* [GIVEN INSTRUCTION] How many lines in the entries below contain "dwupoziomowe"? Answer with the number only.

* [ITEMS]

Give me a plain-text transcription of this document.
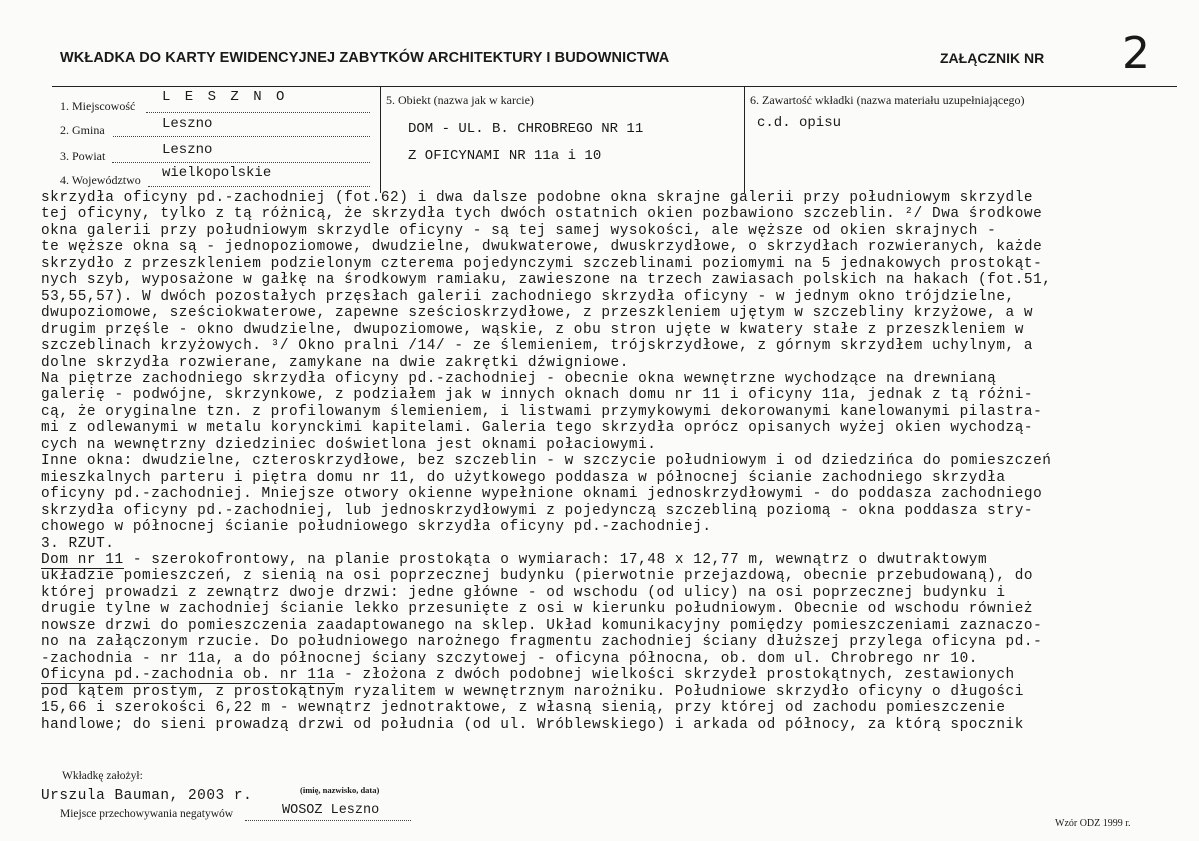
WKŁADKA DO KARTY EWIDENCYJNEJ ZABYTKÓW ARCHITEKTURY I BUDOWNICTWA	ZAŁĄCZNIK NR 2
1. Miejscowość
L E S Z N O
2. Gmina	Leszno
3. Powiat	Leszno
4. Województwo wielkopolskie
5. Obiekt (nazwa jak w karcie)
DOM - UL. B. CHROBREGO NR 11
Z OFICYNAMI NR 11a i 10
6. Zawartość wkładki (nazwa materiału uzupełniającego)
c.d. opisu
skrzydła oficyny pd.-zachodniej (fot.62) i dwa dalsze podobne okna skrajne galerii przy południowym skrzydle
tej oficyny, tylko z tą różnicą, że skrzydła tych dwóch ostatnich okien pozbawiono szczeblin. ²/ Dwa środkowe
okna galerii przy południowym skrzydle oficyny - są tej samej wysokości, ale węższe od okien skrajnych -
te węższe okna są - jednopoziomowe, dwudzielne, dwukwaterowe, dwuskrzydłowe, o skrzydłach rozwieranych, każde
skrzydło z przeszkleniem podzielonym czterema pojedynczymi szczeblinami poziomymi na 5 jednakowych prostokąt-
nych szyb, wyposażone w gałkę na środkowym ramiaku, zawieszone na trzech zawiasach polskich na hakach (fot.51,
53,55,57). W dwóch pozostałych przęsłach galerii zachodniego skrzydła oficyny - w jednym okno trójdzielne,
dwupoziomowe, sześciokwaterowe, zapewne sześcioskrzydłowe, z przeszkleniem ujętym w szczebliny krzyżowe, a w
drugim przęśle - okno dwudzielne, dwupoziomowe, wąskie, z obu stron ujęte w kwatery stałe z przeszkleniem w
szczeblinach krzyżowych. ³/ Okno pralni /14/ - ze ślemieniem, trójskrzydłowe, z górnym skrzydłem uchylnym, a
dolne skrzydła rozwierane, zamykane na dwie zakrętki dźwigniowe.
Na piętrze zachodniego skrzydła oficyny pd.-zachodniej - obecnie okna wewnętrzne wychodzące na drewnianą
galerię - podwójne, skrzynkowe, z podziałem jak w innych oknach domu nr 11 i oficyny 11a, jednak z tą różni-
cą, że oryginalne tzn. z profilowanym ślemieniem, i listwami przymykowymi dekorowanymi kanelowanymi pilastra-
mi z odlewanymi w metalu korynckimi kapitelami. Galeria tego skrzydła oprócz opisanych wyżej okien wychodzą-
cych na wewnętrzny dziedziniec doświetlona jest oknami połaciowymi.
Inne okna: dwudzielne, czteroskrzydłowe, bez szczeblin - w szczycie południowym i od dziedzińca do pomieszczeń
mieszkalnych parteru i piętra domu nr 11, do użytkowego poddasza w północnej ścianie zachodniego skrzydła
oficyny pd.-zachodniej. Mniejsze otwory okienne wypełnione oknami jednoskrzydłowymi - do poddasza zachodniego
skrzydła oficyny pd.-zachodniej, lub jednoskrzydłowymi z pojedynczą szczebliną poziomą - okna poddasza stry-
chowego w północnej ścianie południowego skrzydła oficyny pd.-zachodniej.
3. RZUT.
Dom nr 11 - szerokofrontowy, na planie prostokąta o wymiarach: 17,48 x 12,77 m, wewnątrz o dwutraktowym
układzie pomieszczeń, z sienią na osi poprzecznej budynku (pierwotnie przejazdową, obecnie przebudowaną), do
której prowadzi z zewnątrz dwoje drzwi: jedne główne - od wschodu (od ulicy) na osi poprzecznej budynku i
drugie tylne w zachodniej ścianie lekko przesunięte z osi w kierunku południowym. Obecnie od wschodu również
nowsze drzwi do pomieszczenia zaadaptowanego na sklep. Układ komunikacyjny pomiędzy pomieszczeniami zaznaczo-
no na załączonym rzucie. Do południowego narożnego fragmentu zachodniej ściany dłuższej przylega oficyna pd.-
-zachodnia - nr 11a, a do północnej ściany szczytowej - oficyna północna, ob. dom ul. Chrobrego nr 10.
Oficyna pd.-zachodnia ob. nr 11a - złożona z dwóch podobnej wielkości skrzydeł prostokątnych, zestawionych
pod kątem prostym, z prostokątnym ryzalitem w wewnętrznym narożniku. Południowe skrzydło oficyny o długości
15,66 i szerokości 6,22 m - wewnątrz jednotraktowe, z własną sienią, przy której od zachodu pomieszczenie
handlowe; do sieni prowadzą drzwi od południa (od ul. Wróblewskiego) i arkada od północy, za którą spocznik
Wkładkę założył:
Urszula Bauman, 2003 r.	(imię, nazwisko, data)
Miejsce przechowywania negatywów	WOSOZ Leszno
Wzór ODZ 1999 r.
...
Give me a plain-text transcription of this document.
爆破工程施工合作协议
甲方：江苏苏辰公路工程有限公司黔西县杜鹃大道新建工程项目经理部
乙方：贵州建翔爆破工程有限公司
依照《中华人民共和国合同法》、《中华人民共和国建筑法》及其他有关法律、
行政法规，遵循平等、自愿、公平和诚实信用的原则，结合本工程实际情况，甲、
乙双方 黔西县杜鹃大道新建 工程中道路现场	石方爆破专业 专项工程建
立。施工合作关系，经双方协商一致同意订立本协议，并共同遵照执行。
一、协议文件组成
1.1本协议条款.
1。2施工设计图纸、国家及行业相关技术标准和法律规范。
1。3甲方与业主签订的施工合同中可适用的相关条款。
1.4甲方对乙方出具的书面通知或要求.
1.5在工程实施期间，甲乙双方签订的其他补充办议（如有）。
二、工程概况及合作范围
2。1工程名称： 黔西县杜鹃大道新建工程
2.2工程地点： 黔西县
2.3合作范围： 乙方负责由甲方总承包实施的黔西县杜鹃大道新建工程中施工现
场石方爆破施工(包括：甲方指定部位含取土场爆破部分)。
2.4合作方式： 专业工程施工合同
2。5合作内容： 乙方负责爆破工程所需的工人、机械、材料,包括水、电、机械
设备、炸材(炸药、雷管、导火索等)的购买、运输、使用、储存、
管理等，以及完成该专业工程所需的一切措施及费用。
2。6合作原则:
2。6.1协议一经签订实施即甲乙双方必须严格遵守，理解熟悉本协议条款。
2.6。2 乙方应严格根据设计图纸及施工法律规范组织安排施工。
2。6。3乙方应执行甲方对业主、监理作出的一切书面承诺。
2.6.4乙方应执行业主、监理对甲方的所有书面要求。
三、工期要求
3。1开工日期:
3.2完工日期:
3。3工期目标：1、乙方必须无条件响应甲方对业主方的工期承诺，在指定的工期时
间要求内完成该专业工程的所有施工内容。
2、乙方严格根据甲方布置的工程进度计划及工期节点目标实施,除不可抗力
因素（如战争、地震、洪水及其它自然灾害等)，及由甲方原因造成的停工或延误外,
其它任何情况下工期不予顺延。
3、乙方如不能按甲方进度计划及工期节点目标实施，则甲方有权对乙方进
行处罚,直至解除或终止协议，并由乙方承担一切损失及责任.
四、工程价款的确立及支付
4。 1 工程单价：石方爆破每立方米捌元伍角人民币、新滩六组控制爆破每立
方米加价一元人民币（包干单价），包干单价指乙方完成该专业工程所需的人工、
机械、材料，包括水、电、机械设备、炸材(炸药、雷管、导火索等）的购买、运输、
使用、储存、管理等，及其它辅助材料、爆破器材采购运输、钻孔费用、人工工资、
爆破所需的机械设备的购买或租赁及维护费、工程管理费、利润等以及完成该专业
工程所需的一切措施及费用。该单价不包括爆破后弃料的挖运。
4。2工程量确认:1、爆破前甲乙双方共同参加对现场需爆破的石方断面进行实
---
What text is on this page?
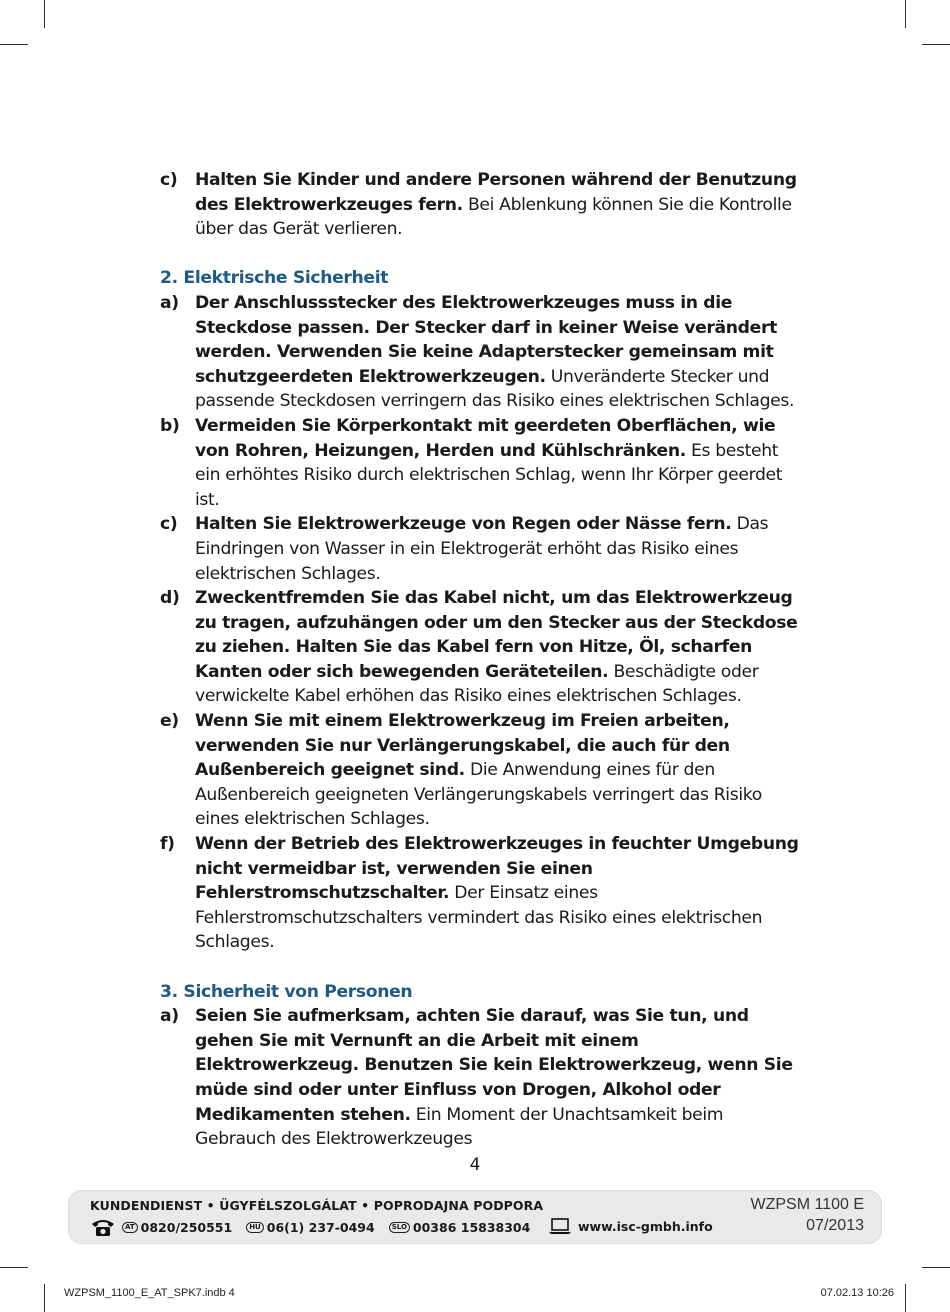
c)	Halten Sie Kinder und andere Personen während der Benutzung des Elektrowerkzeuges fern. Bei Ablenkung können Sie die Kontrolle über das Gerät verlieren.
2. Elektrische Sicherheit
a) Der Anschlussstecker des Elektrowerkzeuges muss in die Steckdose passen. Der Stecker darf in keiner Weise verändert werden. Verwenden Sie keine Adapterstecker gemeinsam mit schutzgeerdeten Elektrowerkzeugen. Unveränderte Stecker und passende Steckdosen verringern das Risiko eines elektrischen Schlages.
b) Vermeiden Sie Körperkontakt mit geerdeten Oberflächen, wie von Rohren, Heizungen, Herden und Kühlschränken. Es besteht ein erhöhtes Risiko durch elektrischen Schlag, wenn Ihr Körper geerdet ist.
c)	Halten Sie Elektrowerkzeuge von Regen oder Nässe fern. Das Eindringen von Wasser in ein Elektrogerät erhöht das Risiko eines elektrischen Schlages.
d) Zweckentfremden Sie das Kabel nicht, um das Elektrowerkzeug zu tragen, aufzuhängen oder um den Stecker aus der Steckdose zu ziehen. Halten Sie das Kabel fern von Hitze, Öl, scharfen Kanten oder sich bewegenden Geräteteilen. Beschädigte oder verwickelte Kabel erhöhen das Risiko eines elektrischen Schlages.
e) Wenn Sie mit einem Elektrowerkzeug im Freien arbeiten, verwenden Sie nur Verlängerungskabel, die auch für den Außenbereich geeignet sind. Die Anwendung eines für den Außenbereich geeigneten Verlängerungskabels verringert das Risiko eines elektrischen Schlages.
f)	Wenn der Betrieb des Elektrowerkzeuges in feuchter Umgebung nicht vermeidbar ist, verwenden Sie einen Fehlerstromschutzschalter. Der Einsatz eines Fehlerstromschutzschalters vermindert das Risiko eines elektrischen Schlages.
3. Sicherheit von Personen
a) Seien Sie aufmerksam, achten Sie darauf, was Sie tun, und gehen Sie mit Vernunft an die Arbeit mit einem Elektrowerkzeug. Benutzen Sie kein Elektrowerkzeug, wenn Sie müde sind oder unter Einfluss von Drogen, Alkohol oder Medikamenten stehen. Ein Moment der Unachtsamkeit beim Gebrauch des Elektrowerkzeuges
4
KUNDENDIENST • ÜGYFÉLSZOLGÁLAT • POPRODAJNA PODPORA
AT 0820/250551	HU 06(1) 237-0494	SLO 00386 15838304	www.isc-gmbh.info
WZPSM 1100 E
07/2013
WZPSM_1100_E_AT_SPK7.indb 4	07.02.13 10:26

* [OUTPUT FOR THIS EXERCISE] 2